In the entries that follow, find the word "depressed" and report each line it is on.

═════ Given data ═════

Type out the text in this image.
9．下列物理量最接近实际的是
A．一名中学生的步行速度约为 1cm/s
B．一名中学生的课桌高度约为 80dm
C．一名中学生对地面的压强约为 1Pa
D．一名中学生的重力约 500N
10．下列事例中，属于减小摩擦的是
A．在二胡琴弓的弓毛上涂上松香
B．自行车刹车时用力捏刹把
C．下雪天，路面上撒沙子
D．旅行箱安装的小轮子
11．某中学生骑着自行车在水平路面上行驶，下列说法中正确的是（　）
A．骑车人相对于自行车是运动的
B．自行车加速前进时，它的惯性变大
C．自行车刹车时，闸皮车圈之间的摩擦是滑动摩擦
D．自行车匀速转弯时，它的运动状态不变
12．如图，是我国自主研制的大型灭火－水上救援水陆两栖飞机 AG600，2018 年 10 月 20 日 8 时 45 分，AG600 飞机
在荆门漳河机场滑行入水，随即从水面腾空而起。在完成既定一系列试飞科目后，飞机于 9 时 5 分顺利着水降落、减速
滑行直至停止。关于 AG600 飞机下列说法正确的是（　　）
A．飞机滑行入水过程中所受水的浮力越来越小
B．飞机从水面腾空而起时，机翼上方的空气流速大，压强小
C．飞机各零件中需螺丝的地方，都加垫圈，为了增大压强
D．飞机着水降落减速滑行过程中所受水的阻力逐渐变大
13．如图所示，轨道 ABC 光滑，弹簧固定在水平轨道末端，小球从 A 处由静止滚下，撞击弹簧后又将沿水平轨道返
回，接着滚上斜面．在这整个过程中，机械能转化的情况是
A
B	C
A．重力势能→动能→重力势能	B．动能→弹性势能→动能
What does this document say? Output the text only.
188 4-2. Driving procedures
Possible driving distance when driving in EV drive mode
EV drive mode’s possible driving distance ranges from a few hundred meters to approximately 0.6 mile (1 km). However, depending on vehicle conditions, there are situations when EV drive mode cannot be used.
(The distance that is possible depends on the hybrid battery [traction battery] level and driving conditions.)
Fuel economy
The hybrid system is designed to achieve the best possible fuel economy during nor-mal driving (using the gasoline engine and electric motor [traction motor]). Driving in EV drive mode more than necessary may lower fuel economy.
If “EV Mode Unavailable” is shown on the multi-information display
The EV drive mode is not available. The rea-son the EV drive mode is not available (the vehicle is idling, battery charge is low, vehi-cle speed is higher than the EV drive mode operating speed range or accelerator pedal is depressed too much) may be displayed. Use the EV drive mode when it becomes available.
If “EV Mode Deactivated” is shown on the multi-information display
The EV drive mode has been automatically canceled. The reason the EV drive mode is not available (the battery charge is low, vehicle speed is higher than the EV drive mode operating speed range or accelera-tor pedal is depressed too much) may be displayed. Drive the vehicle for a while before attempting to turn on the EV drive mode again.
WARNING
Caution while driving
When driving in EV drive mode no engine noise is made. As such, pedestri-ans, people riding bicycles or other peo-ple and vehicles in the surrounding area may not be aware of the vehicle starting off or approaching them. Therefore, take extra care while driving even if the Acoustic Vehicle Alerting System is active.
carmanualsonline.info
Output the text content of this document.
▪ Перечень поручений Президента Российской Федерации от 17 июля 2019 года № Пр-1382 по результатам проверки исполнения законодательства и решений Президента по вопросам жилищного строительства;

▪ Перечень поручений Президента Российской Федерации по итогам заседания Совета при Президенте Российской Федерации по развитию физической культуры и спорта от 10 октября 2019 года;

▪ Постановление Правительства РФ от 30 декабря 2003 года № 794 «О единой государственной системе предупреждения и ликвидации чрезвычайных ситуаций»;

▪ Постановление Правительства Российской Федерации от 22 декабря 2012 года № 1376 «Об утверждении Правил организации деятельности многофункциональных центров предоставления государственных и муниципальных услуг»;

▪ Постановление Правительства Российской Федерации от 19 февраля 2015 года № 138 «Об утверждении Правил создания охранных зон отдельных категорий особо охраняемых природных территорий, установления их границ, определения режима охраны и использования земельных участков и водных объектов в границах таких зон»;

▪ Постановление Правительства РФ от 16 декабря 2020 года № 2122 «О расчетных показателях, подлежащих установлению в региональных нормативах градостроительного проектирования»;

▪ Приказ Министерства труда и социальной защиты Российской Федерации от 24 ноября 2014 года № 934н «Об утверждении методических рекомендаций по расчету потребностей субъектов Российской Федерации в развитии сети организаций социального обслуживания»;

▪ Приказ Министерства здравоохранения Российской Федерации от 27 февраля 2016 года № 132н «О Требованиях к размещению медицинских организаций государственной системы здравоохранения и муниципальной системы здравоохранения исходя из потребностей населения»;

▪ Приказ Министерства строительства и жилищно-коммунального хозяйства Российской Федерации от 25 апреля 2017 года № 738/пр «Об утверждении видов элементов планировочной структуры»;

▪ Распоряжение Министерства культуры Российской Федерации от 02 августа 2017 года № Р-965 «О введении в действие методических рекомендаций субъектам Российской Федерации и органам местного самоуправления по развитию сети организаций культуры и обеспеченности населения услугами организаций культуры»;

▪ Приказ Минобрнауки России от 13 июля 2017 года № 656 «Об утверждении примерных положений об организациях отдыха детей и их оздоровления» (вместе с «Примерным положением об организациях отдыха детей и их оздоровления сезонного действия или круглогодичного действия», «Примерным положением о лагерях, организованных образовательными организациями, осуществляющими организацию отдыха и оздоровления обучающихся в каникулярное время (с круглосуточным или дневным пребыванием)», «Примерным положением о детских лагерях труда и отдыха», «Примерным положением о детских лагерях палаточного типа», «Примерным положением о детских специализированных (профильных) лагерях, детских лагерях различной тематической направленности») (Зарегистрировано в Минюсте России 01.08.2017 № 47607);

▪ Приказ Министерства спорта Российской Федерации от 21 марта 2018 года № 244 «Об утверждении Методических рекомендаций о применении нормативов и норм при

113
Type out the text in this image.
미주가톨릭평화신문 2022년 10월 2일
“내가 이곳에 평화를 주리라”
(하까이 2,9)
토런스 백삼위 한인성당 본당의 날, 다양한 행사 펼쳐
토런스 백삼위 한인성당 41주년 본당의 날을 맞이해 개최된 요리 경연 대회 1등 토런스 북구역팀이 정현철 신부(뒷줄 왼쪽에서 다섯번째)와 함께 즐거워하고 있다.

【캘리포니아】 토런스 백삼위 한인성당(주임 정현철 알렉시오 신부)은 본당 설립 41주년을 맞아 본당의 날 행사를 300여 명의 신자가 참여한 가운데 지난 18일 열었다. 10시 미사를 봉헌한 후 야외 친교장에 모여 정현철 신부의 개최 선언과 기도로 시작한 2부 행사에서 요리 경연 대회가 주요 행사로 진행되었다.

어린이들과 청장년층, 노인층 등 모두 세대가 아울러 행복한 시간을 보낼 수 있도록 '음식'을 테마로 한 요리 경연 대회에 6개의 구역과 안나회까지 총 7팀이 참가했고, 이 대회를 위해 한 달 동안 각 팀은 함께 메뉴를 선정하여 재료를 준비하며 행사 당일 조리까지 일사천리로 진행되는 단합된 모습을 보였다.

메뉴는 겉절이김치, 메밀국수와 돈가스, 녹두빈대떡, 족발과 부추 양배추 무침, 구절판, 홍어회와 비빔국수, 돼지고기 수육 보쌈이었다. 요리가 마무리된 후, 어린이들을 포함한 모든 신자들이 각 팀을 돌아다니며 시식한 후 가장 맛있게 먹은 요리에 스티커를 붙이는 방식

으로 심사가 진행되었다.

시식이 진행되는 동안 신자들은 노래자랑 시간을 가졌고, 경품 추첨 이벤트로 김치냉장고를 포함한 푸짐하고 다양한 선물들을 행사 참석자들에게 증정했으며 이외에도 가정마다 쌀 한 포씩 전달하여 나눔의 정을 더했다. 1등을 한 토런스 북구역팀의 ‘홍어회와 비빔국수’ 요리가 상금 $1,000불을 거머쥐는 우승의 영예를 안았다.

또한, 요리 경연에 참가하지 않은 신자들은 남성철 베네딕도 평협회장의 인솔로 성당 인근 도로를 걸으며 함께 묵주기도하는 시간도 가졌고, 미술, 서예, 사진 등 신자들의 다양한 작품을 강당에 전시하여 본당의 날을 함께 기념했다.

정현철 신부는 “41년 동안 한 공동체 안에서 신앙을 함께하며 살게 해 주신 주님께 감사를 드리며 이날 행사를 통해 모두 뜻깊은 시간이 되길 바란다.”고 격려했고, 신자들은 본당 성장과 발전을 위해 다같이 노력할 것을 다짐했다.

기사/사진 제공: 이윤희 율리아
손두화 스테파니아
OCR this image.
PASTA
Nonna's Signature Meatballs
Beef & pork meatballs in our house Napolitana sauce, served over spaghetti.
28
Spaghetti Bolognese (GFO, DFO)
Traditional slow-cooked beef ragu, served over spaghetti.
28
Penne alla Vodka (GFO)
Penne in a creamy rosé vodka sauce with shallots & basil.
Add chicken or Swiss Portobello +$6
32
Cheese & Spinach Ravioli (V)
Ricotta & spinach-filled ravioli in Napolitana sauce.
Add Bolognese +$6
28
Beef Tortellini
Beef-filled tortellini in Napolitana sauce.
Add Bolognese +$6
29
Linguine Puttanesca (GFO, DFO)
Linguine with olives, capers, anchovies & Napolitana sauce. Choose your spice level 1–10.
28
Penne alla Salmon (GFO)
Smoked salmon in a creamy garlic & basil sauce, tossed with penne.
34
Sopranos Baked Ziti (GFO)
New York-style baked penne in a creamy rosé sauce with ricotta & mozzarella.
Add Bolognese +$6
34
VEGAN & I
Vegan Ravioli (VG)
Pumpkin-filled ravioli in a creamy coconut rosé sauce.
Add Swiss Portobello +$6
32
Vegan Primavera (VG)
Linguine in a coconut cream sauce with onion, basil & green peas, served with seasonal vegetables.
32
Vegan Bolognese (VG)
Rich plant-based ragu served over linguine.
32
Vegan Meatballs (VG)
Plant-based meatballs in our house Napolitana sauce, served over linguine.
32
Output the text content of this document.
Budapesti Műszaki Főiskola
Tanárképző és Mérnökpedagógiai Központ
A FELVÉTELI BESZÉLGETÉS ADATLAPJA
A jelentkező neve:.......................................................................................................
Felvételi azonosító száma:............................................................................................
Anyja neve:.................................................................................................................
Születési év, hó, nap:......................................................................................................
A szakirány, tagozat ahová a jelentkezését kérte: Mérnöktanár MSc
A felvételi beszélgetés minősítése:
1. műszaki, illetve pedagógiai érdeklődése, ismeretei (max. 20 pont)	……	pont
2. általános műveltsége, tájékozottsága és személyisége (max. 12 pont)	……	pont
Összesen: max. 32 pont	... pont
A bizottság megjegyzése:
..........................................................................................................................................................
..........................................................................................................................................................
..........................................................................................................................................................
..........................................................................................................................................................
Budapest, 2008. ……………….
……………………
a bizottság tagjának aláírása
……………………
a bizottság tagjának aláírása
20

═════

Answer for the task:
The EV drive mode is not available. The rea-son the EV drive mode is not available (the vehicle is idling, battery charge is low, vehi-cle speed is higher than the EV drive mode operating speed range or accelerator pedal is depressed too much) may be displayed. Use the EV drive mode when it becomes available.
The EV drive mode has been automatically canceled. The reason the EV drive mode is not available (the battery charge is low, vehicle speed is higher than the EV drive mode operating speed range or accelera-tor pedal is depressed too much) may be displayed. Drive the vehicle for a while before attempting to turn on the EV drive mode again.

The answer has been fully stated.